Saved entries:

----------

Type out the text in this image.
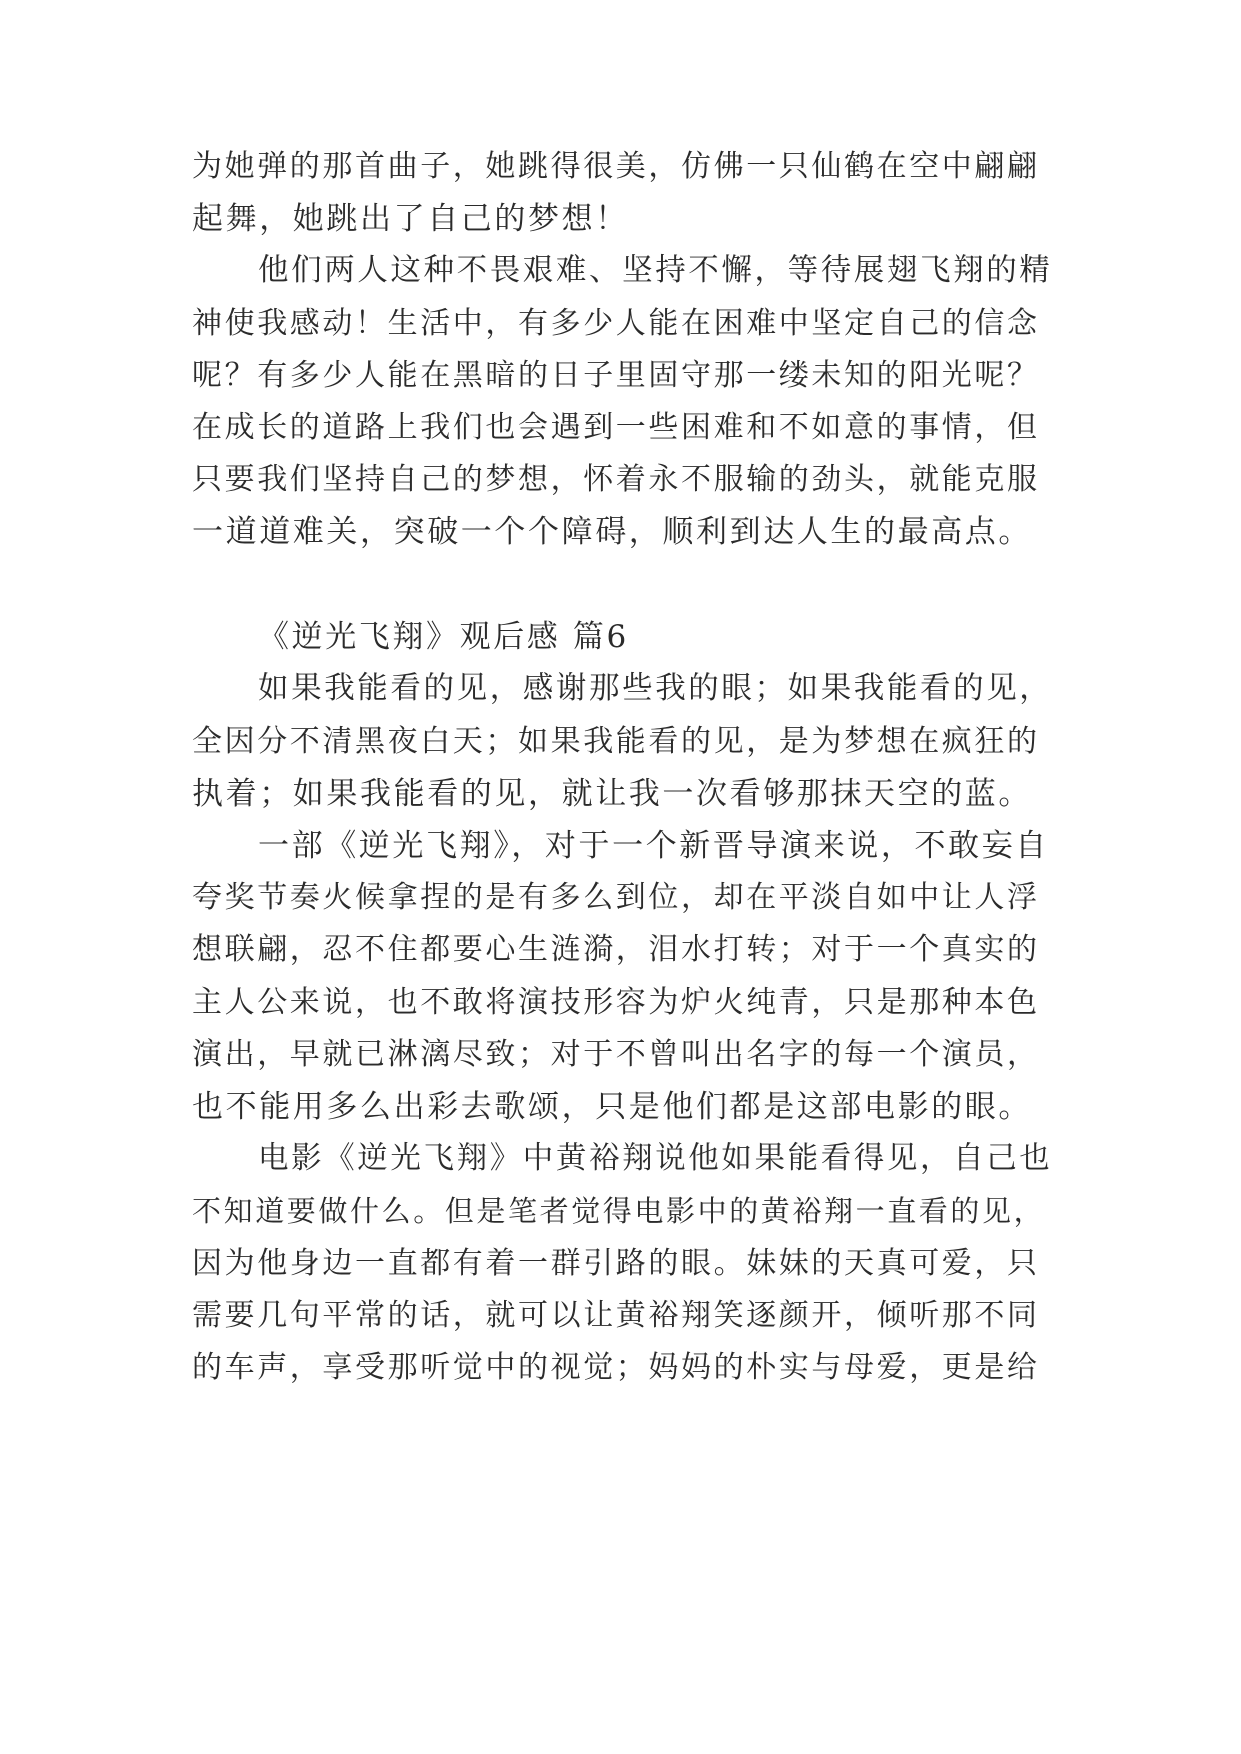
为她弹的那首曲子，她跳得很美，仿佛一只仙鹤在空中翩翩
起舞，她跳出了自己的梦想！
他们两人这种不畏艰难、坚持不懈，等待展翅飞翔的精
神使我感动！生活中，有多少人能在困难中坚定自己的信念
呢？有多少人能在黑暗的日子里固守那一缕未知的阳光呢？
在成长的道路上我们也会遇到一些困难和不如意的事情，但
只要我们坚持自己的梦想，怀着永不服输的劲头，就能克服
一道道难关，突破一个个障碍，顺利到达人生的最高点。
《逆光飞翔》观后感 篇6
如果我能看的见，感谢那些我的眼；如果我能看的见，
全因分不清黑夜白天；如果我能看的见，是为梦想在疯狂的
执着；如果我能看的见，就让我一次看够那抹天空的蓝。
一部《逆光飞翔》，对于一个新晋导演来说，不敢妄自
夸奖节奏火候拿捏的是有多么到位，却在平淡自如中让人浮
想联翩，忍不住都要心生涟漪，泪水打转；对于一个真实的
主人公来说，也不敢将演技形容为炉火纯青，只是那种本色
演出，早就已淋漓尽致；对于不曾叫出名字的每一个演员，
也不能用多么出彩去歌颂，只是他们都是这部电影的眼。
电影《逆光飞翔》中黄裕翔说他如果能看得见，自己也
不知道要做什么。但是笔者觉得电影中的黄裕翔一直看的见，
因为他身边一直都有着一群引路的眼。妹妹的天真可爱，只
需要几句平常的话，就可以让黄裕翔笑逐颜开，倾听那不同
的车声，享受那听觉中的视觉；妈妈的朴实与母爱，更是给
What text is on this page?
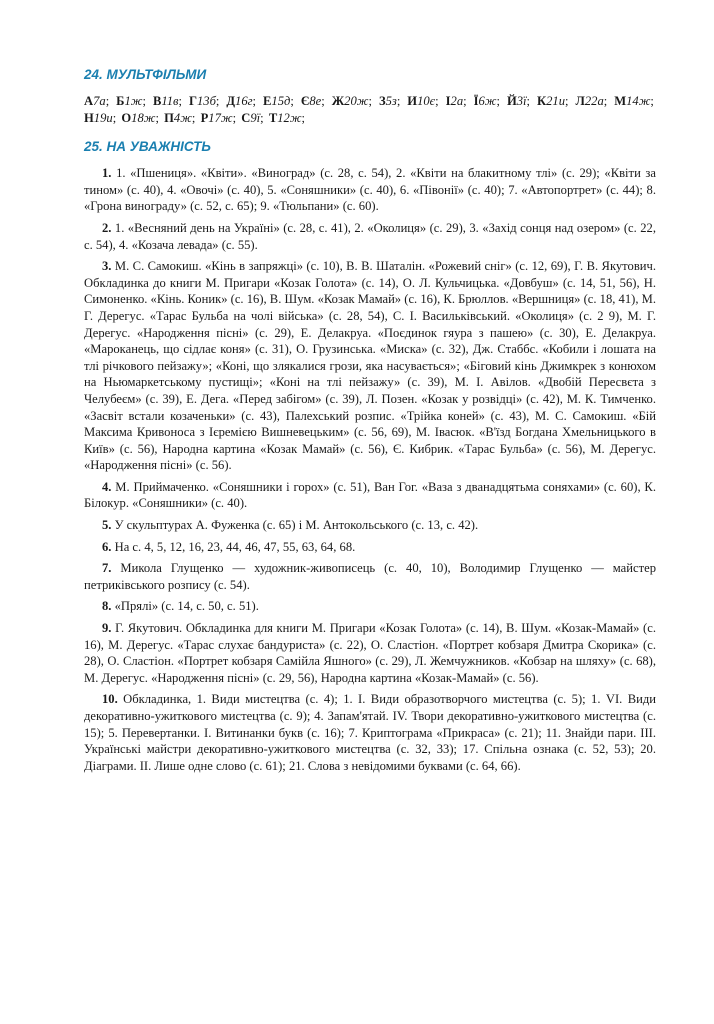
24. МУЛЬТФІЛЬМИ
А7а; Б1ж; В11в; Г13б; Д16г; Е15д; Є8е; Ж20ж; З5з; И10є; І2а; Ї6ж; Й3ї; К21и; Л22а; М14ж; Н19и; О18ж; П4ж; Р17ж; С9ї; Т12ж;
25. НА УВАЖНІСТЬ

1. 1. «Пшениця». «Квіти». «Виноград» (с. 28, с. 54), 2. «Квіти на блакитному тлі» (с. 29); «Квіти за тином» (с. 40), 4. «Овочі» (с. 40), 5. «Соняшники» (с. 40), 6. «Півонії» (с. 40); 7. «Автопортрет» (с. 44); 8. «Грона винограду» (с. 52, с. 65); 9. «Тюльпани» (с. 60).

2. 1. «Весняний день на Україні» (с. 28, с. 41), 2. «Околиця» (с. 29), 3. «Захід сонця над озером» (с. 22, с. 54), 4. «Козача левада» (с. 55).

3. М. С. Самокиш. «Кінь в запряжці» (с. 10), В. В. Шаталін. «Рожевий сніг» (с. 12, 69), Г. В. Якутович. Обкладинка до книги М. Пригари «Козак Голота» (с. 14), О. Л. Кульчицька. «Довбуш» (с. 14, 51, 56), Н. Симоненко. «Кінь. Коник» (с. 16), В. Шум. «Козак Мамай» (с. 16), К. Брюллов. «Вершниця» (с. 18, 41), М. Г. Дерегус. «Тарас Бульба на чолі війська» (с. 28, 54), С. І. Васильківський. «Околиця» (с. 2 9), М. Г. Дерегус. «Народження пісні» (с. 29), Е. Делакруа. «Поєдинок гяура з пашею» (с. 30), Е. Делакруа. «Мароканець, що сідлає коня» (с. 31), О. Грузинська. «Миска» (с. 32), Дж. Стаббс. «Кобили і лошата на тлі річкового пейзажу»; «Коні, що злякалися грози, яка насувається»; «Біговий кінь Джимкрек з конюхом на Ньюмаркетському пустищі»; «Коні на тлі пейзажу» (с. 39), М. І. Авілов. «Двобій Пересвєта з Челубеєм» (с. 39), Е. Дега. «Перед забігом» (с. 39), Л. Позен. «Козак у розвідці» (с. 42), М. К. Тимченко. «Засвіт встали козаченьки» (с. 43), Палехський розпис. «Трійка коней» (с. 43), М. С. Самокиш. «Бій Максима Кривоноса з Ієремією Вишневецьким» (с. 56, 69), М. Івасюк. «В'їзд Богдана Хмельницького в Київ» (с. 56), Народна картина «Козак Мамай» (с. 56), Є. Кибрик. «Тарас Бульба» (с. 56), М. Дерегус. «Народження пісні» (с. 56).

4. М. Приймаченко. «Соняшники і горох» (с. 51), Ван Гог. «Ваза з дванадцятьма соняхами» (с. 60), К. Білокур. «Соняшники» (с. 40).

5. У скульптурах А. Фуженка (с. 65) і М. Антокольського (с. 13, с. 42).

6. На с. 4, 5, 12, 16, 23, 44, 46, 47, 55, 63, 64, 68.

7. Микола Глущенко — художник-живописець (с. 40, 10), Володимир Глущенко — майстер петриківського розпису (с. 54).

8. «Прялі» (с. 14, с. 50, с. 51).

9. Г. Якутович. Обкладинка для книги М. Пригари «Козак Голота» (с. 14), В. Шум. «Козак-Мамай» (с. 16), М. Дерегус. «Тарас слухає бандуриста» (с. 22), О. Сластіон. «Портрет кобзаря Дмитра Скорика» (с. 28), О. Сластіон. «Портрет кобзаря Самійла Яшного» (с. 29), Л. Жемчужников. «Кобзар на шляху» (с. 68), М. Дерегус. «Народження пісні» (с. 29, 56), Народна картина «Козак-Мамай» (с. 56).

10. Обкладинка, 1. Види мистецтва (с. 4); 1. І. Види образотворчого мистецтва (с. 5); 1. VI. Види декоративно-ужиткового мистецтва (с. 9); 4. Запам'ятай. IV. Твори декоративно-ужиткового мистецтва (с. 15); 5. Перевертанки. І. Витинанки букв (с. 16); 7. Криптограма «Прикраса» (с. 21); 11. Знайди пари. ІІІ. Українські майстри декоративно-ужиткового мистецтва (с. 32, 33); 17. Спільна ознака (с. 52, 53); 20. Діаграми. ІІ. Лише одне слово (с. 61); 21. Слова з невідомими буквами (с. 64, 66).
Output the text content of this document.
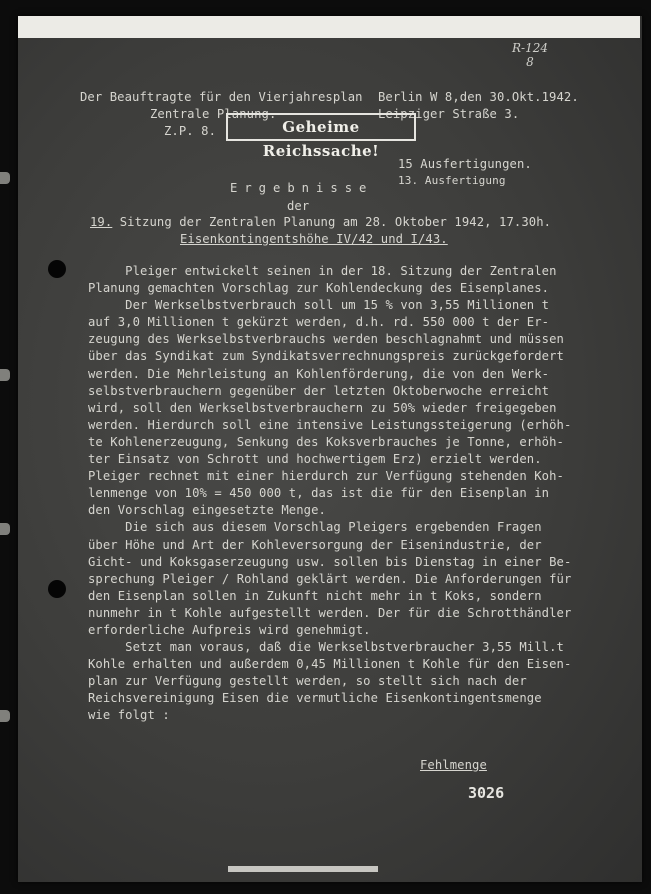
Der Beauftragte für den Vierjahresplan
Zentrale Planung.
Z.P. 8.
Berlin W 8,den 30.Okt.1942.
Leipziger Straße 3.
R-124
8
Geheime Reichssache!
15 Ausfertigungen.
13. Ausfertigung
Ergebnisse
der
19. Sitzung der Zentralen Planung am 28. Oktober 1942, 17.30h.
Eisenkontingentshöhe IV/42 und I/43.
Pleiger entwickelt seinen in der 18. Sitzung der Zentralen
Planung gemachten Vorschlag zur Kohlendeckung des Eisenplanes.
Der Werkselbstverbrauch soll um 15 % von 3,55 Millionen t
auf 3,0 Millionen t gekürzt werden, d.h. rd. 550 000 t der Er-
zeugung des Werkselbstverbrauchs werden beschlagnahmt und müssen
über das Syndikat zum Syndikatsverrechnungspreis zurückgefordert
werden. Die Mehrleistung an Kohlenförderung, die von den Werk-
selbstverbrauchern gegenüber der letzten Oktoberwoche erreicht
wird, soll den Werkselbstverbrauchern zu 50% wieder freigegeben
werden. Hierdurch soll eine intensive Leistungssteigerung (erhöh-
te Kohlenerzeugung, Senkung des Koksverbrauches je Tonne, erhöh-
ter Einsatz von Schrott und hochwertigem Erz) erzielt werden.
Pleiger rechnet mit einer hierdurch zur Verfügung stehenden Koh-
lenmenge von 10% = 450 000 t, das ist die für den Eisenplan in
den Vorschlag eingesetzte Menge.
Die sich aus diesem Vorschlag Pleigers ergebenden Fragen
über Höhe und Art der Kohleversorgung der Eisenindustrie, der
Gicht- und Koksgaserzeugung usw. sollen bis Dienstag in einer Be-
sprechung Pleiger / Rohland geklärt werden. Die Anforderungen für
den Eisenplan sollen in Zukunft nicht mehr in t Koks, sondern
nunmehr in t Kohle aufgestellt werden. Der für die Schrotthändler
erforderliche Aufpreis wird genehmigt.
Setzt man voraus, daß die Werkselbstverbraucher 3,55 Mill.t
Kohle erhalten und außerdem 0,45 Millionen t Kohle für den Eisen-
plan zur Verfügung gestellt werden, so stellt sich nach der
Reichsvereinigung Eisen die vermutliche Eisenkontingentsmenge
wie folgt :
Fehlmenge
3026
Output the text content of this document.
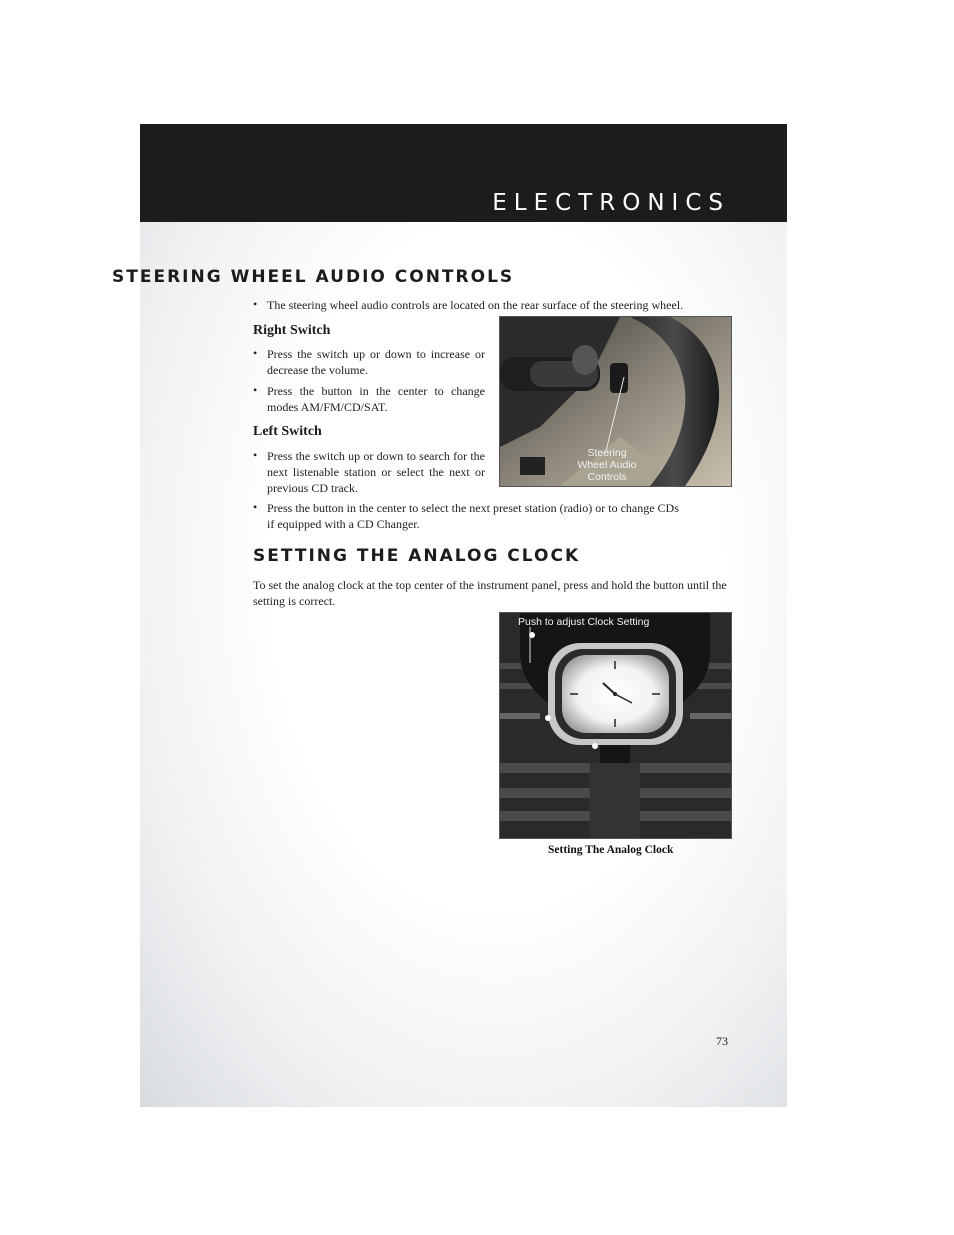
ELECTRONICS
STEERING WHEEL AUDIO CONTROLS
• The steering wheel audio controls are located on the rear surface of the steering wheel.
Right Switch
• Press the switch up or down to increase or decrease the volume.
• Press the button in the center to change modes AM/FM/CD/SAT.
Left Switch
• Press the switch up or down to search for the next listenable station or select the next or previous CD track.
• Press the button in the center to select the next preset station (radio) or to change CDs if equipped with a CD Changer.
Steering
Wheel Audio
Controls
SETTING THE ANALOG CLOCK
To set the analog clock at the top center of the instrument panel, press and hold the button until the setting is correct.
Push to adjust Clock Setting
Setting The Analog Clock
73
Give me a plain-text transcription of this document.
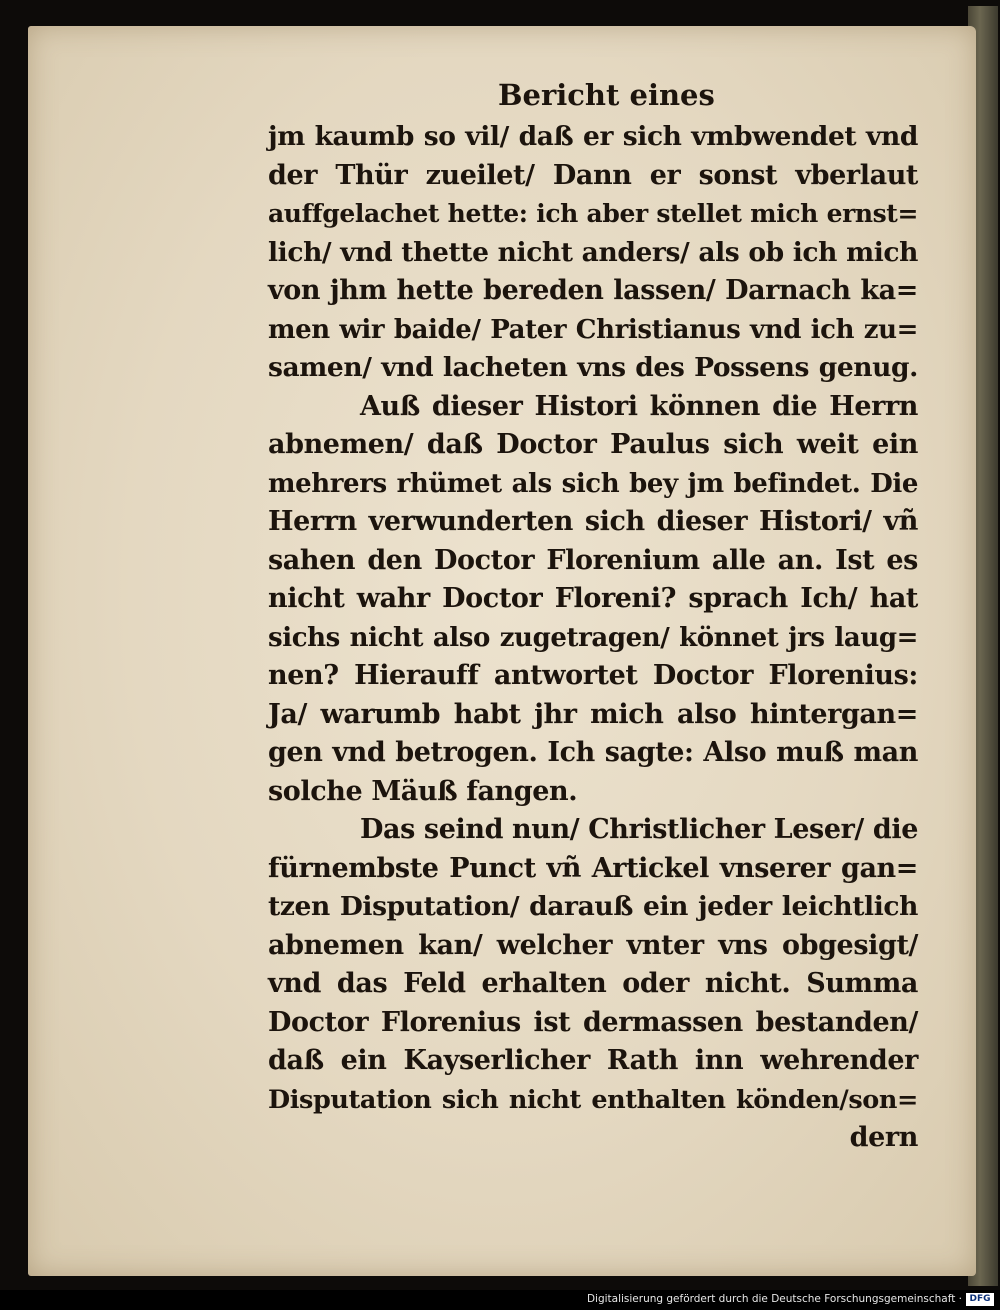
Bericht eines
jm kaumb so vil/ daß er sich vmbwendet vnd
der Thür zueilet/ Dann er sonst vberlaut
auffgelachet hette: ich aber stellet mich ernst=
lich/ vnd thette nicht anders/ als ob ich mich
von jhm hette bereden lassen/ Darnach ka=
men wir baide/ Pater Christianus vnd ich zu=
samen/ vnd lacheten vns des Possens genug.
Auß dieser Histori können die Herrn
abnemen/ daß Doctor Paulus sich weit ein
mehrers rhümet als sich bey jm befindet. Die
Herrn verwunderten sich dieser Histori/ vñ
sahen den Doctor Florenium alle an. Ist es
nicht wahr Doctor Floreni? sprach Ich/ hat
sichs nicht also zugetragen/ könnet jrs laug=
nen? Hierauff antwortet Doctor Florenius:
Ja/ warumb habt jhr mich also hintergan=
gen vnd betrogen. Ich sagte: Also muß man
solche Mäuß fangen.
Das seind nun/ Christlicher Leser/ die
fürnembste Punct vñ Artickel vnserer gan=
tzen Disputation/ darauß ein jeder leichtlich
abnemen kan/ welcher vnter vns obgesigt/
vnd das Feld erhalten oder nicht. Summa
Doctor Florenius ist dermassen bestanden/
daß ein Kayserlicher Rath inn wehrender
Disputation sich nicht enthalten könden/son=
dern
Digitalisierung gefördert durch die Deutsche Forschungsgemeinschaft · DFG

----------

> [Work required]: Give only the number of lines in the data that hold the string "down".

> [Result of the task]: 2